_Request_
Write the records out again, precisely as they stand.

_Stored data_
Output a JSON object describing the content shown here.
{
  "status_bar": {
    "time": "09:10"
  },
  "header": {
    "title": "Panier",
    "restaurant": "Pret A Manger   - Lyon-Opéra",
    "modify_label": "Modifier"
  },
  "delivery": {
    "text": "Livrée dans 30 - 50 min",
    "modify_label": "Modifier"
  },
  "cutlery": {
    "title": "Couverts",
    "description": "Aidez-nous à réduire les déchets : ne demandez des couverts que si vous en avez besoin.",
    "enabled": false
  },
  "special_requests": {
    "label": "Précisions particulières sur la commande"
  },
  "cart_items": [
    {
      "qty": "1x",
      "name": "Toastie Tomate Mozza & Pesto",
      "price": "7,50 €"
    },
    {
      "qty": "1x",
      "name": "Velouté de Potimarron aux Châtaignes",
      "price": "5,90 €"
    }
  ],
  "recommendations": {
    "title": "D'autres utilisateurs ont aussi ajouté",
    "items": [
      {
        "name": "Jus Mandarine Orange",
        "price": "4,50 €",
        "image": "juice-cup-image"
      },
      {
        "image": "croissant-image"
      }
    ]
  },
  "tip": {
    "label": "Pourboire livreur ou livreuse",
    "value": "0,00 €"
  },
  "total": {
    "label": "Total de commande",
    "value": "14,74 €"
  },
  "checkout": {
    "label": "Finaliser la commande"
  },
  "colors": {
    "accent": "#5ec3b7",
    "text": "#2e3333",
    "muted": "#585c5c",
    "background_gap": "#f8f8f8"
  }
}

_Output below_
Output a JSON object describing the content shown here.
{
  "status_bar": {
    "time": "09:10"
  },
  "header": {
    "title": "Panier",
    "restaurant": "Pret A Manger   - Lyon-Opéra",
    "modify_label": "Modifier"
  },
  "delivery": {
    "text": "Livrée dans 30 - 50 min",
    "modify_label": "Modifier"
  },
  "cutlery": {
    "title": "Couverts",
    "description": "Aidez-nous à réduire les déchets : ne demandez des couverts que si vous en avez besoin.",
    "enabled": false
  },
  "special_requests": {
    "label": "Précisions particulières sur la commande"
  },
  "cart_items": [
    {
      "qty": "1x",
      "name": "Toastie Tomate Mozza & Pesto",
      "price": "7,50 €"
    },
    {
      "qty": "1x",
      "name": "Velouté de Potimarron aux Châtaignes",
      "price": "5,90 €"
    }
  ],
  "recommendations": {
    "title": "D'autres utilisateurs ont aussi ajouté",
    "items": [
      {
        "name": "Jus Mandarine Orange",
        "price": "4,50 €",
        "image": "juice-cup-image"
      },
      {
        "image": "croissant-image"
      }
    ]
  },
  "tip": {
    "label": "Pourboire livreur ou livreuse",
    "value": "0,00 €"
  },
  "total": {
    "label": "Total de commande",
    "value": "14,74 €"
  },
  "checkout": {
    "label": "Finaliser la commande"
  },
  "colors": {
    "accent": "#5ec3b7",
    "text": "#2e3333",
    "muted": "#585c5c",
    "background_gap": "#f8f8f8"
  }
}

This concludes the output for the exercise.